| Stated problem |
Pick out each line of the records that includes the string "this", and copy it.

[Figure content listings]

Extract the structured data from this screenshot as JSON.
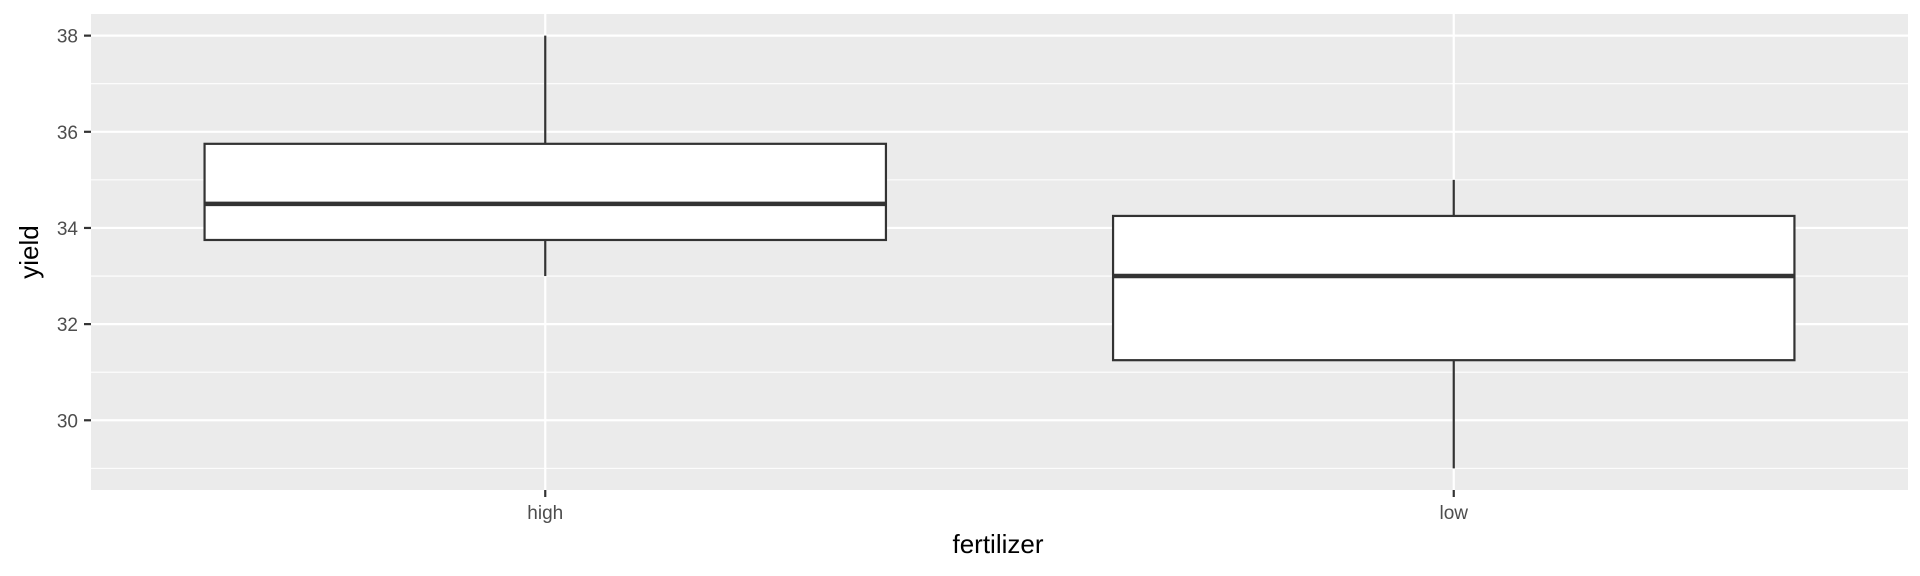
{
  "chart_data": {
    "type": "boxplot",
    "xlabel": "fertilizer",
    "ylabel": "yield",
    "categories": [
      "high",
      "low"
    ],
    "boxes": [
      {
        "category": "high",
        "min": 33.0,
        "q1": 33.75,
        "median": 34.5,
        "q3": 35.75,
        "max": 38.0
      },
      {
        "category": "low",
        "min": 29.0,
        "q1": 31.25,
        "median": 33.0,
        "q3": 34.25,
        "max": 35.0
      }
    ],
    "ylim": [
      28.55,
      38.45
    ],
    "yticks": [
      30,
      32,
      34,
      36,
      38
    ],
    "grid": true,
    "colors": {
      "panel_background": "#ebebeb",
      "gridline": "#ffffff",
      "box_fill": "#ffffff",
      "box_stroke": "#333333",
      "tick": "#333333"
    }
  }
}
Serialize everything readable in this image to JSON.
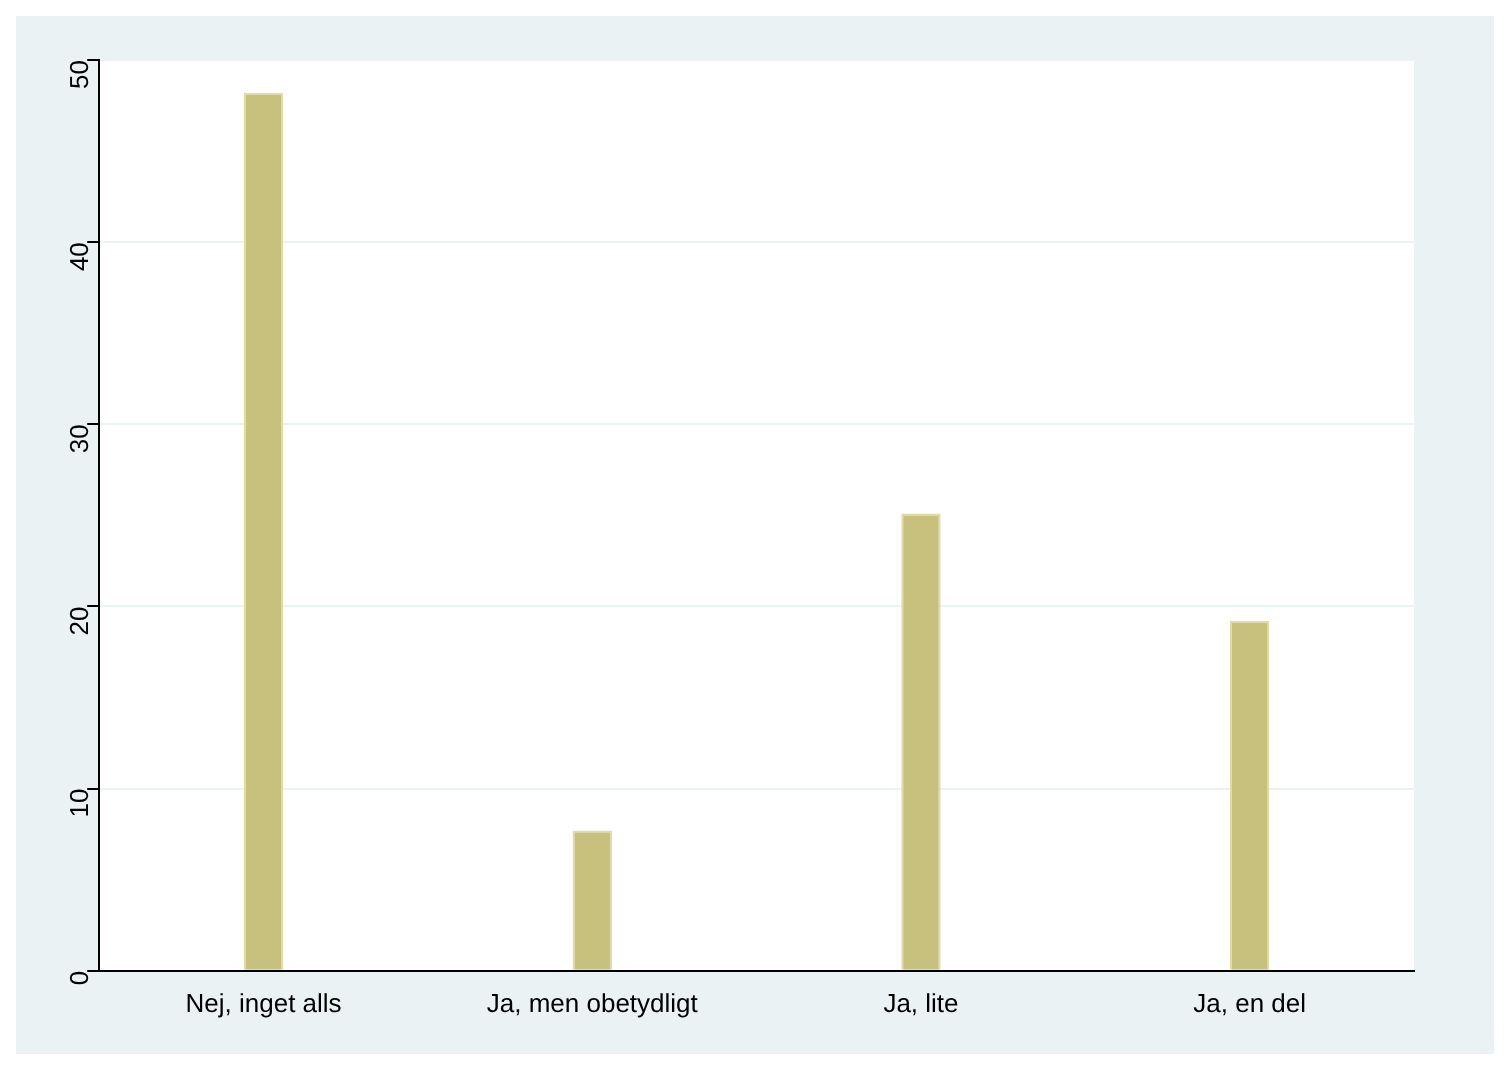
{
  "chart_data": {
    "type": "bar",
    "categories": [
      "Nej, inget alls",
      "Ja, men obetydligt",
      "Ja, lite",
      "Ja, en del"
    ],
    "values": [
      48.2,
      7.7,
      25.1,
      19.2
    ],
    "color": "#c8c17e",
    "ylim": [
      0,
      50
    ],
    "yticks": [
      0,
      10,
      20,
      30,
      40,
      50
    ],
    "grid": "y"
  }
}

| Finished exercise |
Extract the structured data from this screenshot as JSON.
Serialize everything readable in this image to JSON.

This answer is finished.